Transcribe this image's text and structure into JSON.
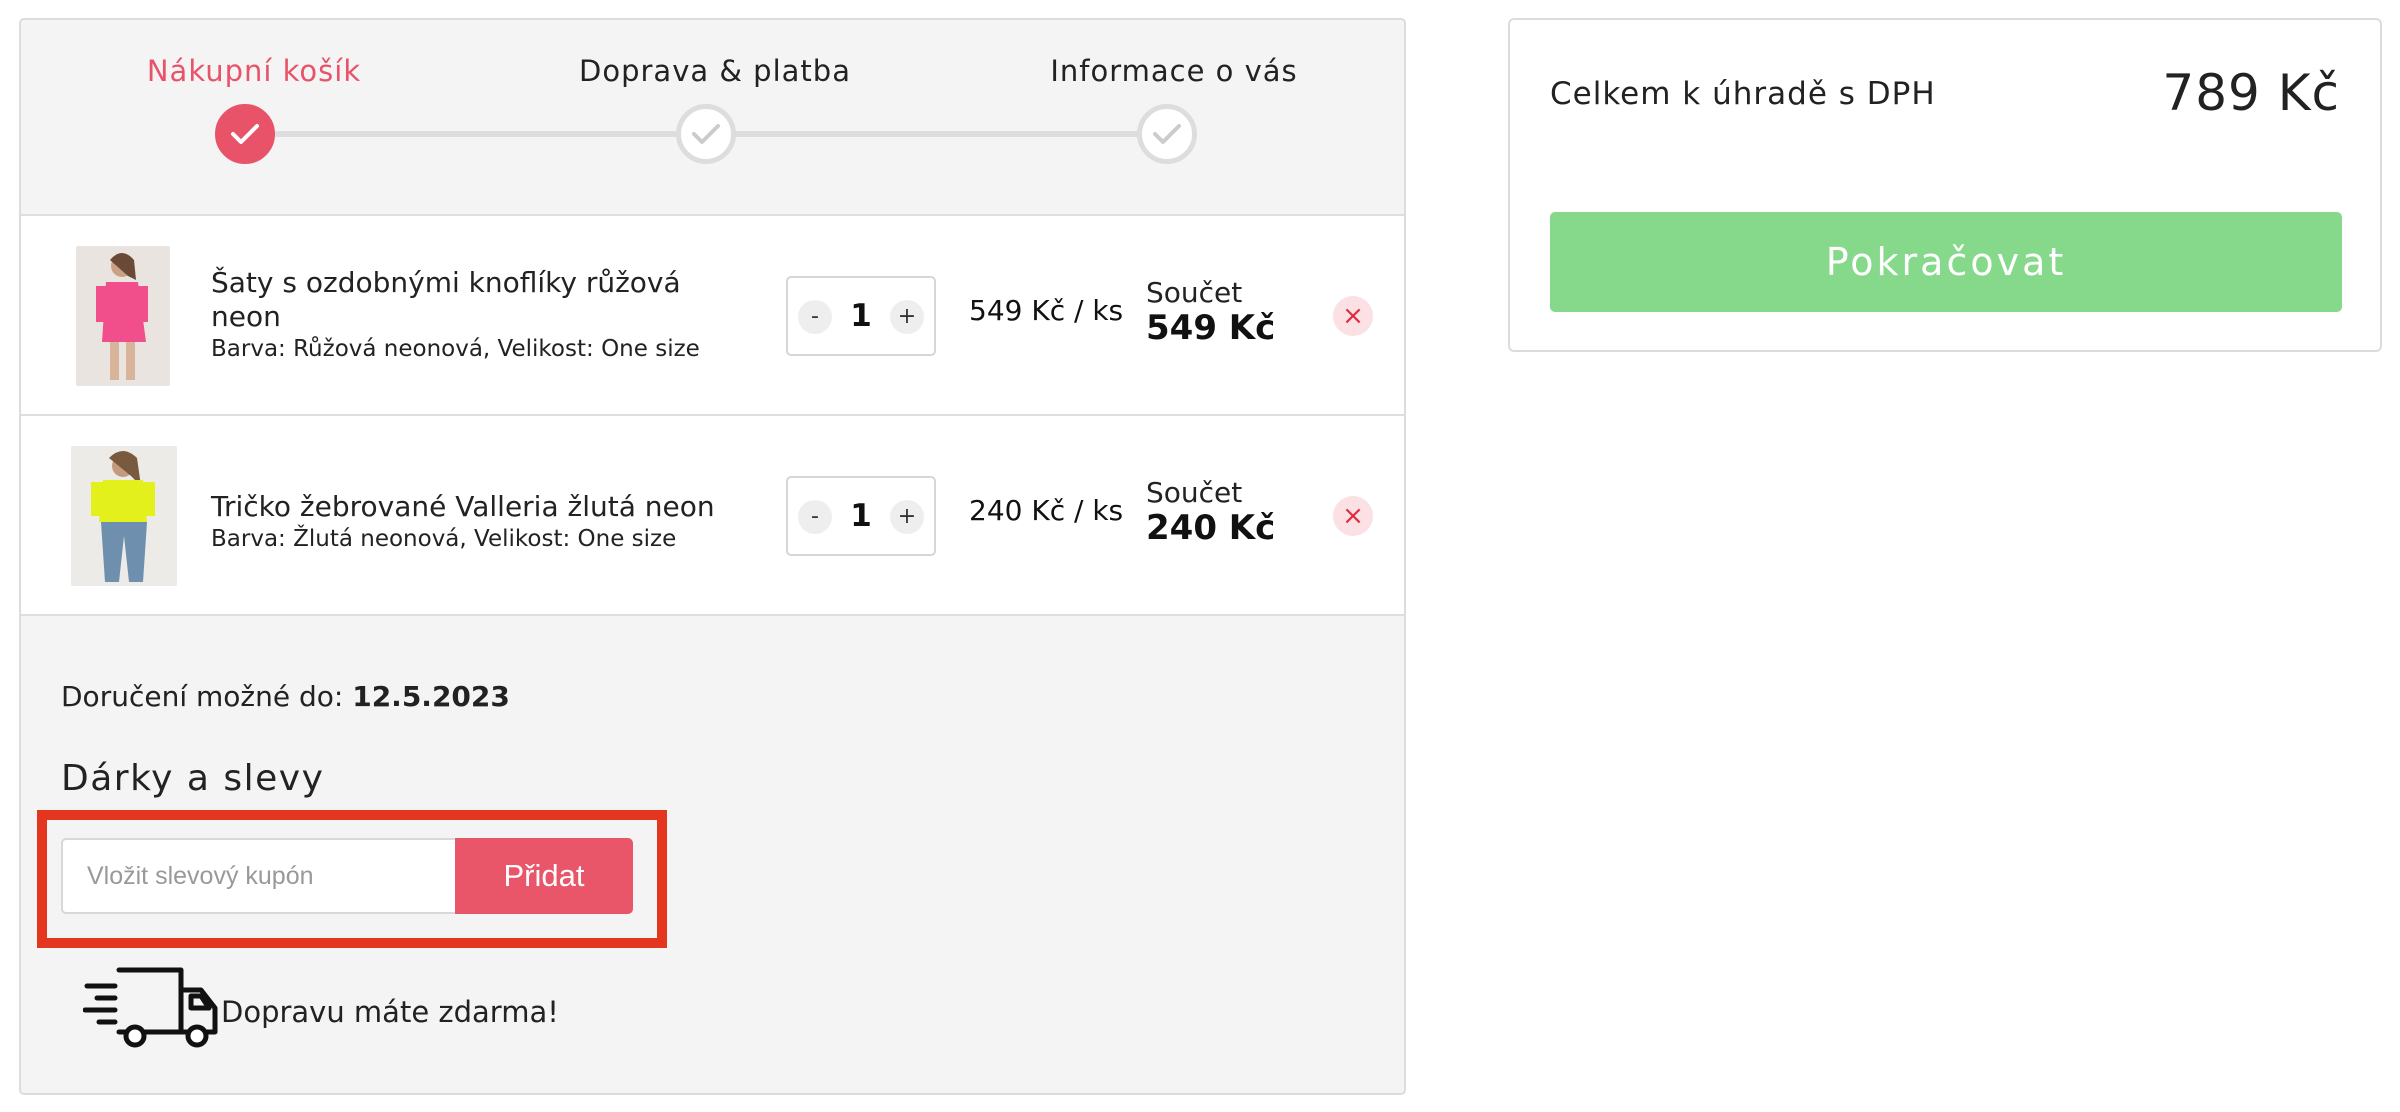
{
  "steps": [
    {
      "label": "Nákupní košík",
      "state": "active"
    },
    {
      "label": "Doprava & platba",
      "state": "inactive"
    },
    {
      "label": "Informace o vás",
      "state": "inactive"
    }
  ],
  "cart": {
    "items": [
      {
        "name": "Šaty s ozdobnými knoflíky růžová neon",
        "attributes": "Barva: Růžová neonová, Velikost: One size",
        "quantity": "1",
        "unit_price": "549 Kč / ks",
        "sum_label": "Součet",
        "sum_value": "549 Kč",
        "thumb_color": "#f04f8c"
      },
      {
        "name": "Tričko žebrované Valleria žlutá neon",
        "attributes": "Barva: Žlutá neonová, Velikost: One size",
        "quantity": "1",
        "unit_price": "240 Kč / ks",
        "sum_label": "Součet",
        "sum_value": "240 Kč",
        "thumb_color": "#e3f01c"
      }
    ],
    "qty_minus": "-",
    "qty_plus": "+",
    "remove_icon": "×"
  },
  "delivery": {
    "label": "Doručení možné do: ",
    "date": "12.5.2023"
  },
  "gifts": {
    "title": "Dárky a slevy",
    "coupon_placeholder": "Vložit slevový kupón",
    "coupon_button": "Přidat"
  },
  "shipping": {
    "free_text": "Dopravu máte zdarma!"
  },
  "summary": {
    "total_label": "Celkem k úhradě s DPH",
    "total_value": "789 Kč",
    "continue_label": "Pokračovat"
  },
  "colors": {
    "accent": "#e9536a",
    "continue": "#86d98a",
    "highlight": "#e4351f"
  }
}
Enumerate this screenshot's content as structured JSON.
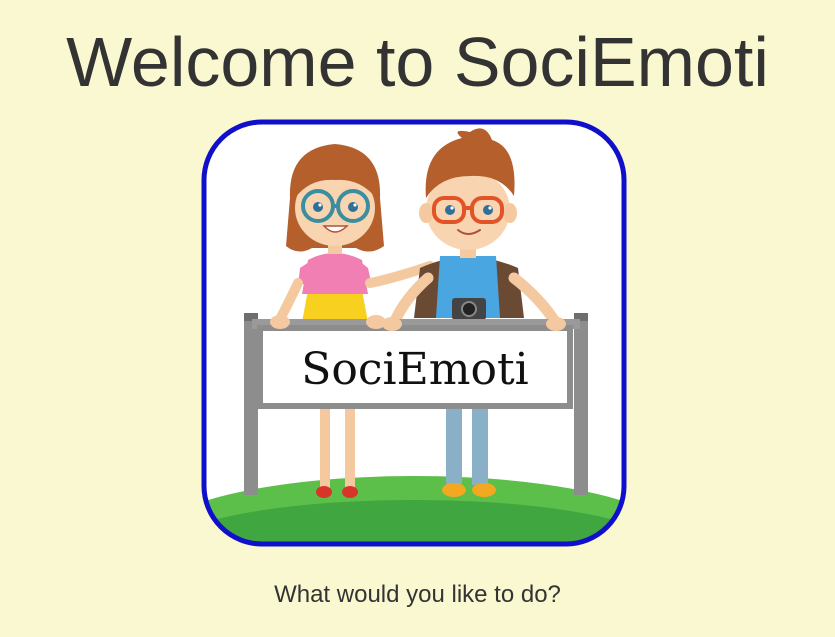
{
  "header": {
    "title": "Welcome to SociEmoti"
  },
  "logo": {
    "sign_text": "SociEmoti",
    "border_color": "#1010cc"
  },
  "main": {
    "prompt": "What would you like to do?"
  },
  "colors": {
    "background": "#faf8d0",
    "text": "#333333"
  }
}
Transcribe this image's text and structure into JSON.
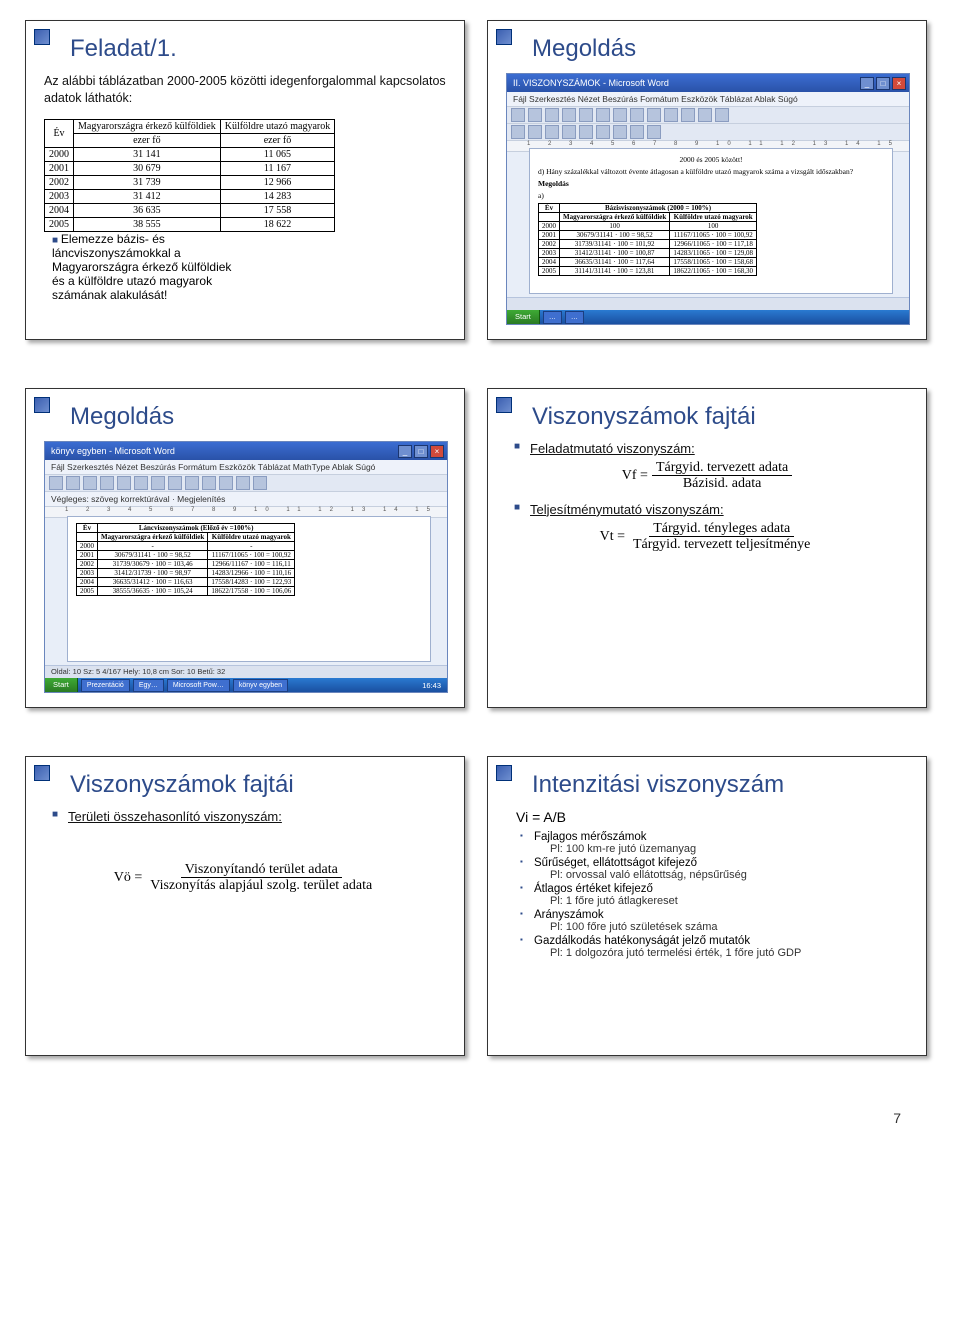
{
  "slide1": {
    "title": "Feladat/1.",
    "intro": "Az alábbi táblázatban 2000-2005 közötti idegenforgalommal kapcsolatos adatok láthatók:",
    "table": {
      "headers": [
        "Év",
        "Magyarországra érkező külföldiek",
        "Külföldre utazó magyarok"
      ],
      "unit_row": [
        "",
        "ezer fő",
        "ezer fő"
      ],
      "rows": [
        [
          "2000",
          "31 141",
          "11 065"
        ],
        [
          "2001",
          "30 679",
          "11 167"
        ],
        [
          "2002",
          "31 739",
          "12 966"
        ],
        [
          "2003",
          "31 412",
          "14 283"
        ],
        [
          "2004",
          "36 635",
          "17 558"
        ],
        [
          "2005",
          "38 555",
          "18 622"
        ]
      ]
    },
    "task_text": "Elemezze bázis- és láncviszonyszámokkal a Magyarországra érkező külföldiek és a külföldre utazó magyarok számának alakulását!"
  },
  "slide2": {
    "title": "Megoldás",
    "ss_title": "II. VISZONYSZÁMOK - Microsoft Word",
    "doc_header": "2000 és 2005 között!",
    "doc_question": "Hány százalékkal változott évente átlagosan a külföldre utazó magyarok száma a vizsgált időszakban?",
    "doc_section": "Megoldás",
    "inner_table_title": "Bázisviszonyszámok (2000 = 100%)",
    "inner_headers": [
      "Év",
      "Magyarországra érkező külföldiek",
      "Külföldre utazó magyarok"
    ],
    "inner_rows": [
      [
        "2000",
        "100",
        "100"
      ],
      [
        "2001",
        "30679/31141 · 100 = 98,52",
        "11167/11065 · 100 = 100,92"
      ],
      [
        "2002",
        "31739/31141 · 100 = 101,92",
        "12966/11065 · 100 = 117,18"
      ],
      [
        "2003",
        "31412/31141 · 100 = 100,87",
        "14283/11065 · 100 = 129,08"
      ],
      [
        "2004",
        "36635/31141 · 100 = 117,64",
        "17558/11065 · 100 = 158,68"
      ],
      [
        "2005",
        "31141/31141 · 100 = 123,81",
        "18622/11065 · 100 = 168,30"
      ]
    ]
  },
  "slide3": {
    "title": "Megoldás",
    "ss_title": "könyv egyben - Microsoft Word",
    "menu": "Fájl  Szerkesztés  Nézet  Beszúrás  Formátum  Eszközök  Táblázat  MathType  Ablak  Súgó",
    "mode_line": "Végleges: szöveg korrektúrával · Megjelenítés",
    "inner_table_title": "Láncviszonyszámok (Előző év =100%)",
    "inner_headers": [
      "Év",
      "Magyarországra érkező külföldiek",
      "Külföldre utazó magyarok"
    ],
    "inner_rows": [
      [
        "2000",
        "-",
        "-"
      ],
      [
        "2001",
        "30679/31141 · 100 = 98,52",
        "11167/11065 · 100 = 100,92"
      ],
      [
        "2002",
        "31739/30679 · 100 = 103,46",
        "12966/11167 · 100 = 116,11"
      ],
      [
        "2003",
        "31412/31739 · 100 = 98,97",
        "14283/12966 · 100 = 110,16"
      ],
      [
        "2004",
        "36635/31412 · 100 = 116,63",
        "17558/14283 · 100 = 122,93"
      ],
      [
        "2005",
        "38555/36635 · 100 = 105,24",
        "18622/17558 · 100 = 106,06"
      ]
    ],
    "status": "Oldal: 10   Sz: 5   4/167   Hely: 10,8 cm   Sor: 10   Betű: 32",
    "taskbar": {
      "start": "Start",
      "btn1": "Prezentáció",
      "btn2": "Egy…",
      "btn3": "Microsoft Pow…",
      "btn4": "könyv egyben",
      "clock": "16:43"
    }
  },
  "slide4": {
    "title": "Viszonyszámok fajtái",
    "bullets": [
      {
        "label": "Feladatmutató viszonyszám:",
        "formula": {
          "lhs": "Vf =",
          "num": "Tárgyid. tervezett adata",
          "den": "Bázisid. adata"
        }
      },
      {
        "label": "Teljesítménymutató viszonyszám:",
        "formula": {
          "lhs": "Vt =",
          "num": "Tárgyid. tényleges adata",
          "den": "Tárgyid. tervezett teljesítménye"
        }
      }
    ]
  },
  "slide5": {
    "title": "Viszonyszámok fajtái",
    "bullet_label": "Területi összehasonlító viszonyszám:",
    "formula": {
      "lhs": "Vö =",
      "num": "Viszonyítandó terület adata",
      "den": "Viszonyítás alapjául szolg. terület adata"
    }
  },
  "slide6": {
    "title": "Intenzitási viszonyszám",
    "lead": "Vi = A/B",
    "items": [
      {
        "main": "Fajlagos mérőszámok",
        "ex": "Pl: 100 km-re jutó üzemanyag"
      },
      {
        "main": "Sűrűséget, ellátottságot kifejező",
        "ex": "Pl: orvossal való ellátottság, népsűrűség"
      },
      {
        "main": "Átlagos értéket kifejező",
        "ex": "Pl: 1 főre jutó átlagkereset"
      },
      {
        "main": "Arányszámok",
        "ex": "Pl: 100 főre jutó születések száma"
      },
      {
        "main": "Gazdálkodás hatékonyságát jelző mutatók",
        "ex": "Pl: 1 dolgozóra jutó termelési érték, 1 főre jutó GDP"
      }
    ]
  },
  "page_number": "7"
}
========
• WHAT IS REQUIRED:
Among the entries, how many lines contain the string "könyv"? Give the number without anything else.

• FULL SOLUTION:
2